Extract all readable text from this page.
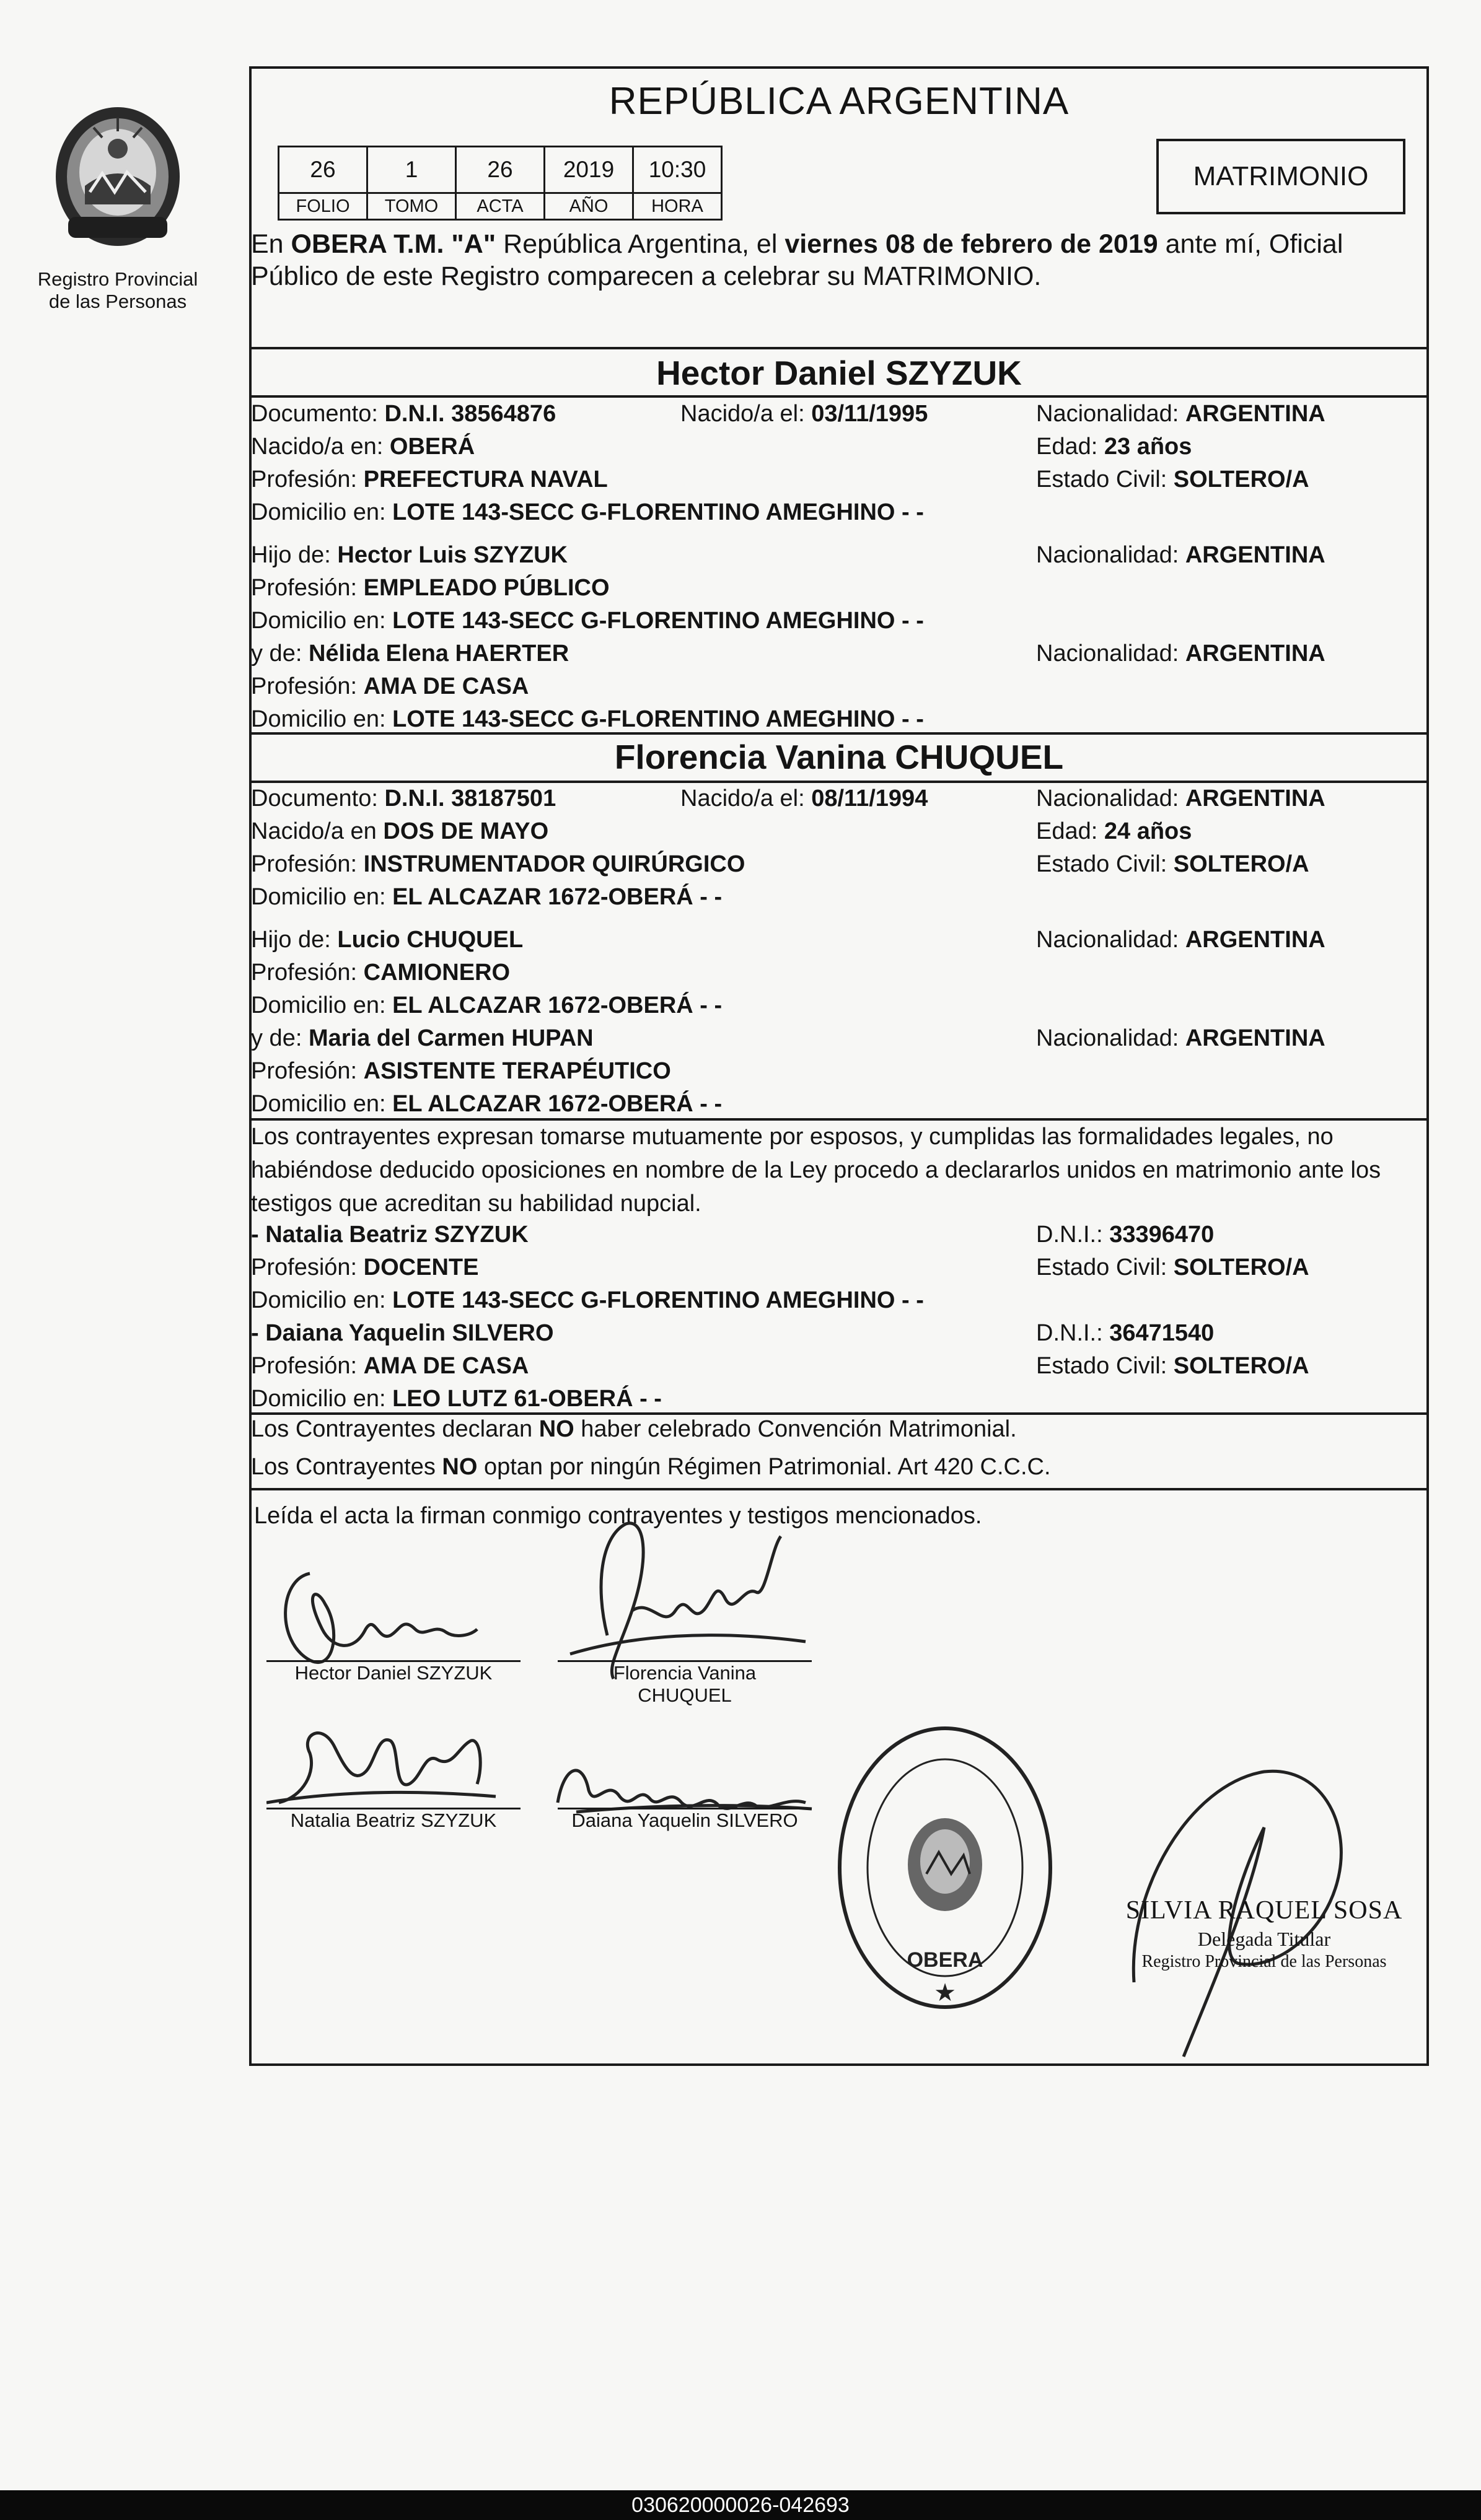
Registro Provincial
de las Personas
REPÚBLICA ARGENTINA
26	1	26	2019	10:30
FOLIO	TOMO	ACTA	AÑO	HORA
MATRIMONIO
En OBERA T.M. "A" República Argentina, el viernes 08 de febrero de 2019 ante mí, Oficial Público de este Registro comparecen a celebrar su MATRIMONIO.
Hector Daniel SZYZUK
Documento: D.N.I. 38564876	Nacido/a el: 03/11/1995	Nacionalidad: ARGENTINA
Nacido/a en: OBERÁ	Edad: 23 años
Profesión: PREFECTURA NAVAL	Estado Civil: SOLTERO/A
Domicilio en: LOTE 143-SECC G-FLORENTINO AMEGHINO - -
Hijo de: Hector Luis SZYZUK	Nacionalidad: ARGENTINA
Profesión: EMPLEADO PÚBLICO
Domicilio en: LOTE 143-SECC G-FLORENTINO AMEGHINO - -
y de: Nélida Elena HAERTER	Nacionalidad: ARGENTINA
Profesión: AMA DE CASA
Domicilio en: LOTE 143-SECC G-FLORENTINO AMEGHINO - -
Florencia Vanina CHUQUEL
Documento: D.N.I. 38187501	Nacido/a el: 08/11/1994	Nacionalidad: ARGENTINA
Nacido/a en DOS DE MAYO	Edad: 24 años
Profesión: INSTRUMENTADOR QUIRÚRGICO	Estado Civil: SOLTERO/A
Domicilio en: EL ALCAZAR 1672-OBERÁ - -
Hijo de: Lucio CHUQUEL	Nacionalidad: ARGENTINA
Profesión: CAMIONERO
Domicilio en: EL ALCAZAR 1672-OBERÁ - -
y de: Maria del Carmen HUPAN	Nacionalidad: ARGENTINA
Profesión: ASISTENTE TERAPÉUTICO
Domicilio en: EL ALCAZAR 1672-OBERÁ - -
Los contrayentes expresan tomarse mutuamente por esposos, y cumplidas las formalidades legales, no habiéndose deducido oposiciones en nombre de la Ley procedo a declararlos unidos en matrimonio ante los testigos que acreditan su habilidad nupcial.
- Natalia Beatriz SZYZUK	D.N.I.: 33396470
Profesión: DOCENTE	Estado Civil: SOLTERO/A
Domicilio en: LOTE 143-SECC G-FLORENTINO AMEGHINO - -
- Daiana Yaquelin SILVERO	D.N.I.: 36471540
Profesión: AMA DE CASA	Estado Civil: SOLTERO/A
Domicilio en: LEO LUTZ 61-OBERÁ - -
Los Contrayentes declaran NO haber celebrado Convención Matrimonial.
Los Contrayentes NO optan por ningún Régimen Patrimonial. Art 420 C.C.C.
Leída el acta la firman conmigo contrayentes y testigos mencionados.
Hector Daniel SZYZUK	Florencia Vanina
CHUQUEL
Natalia Beatriz SZYZUK	Daiana Yaquelin SILVERO
OBERA
★
SILVIA RAQUEL SOSA
Delegada Titular
Registro Provincial de las Personas
030620000026-042693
★ ★ ★ ★ ★ ★ ★
→ **Problem statement**
Wherever a line in the data above holds "Provincial", copy that line.

→ **Reply**
Registro Provincial
Registro Provincial de las Personas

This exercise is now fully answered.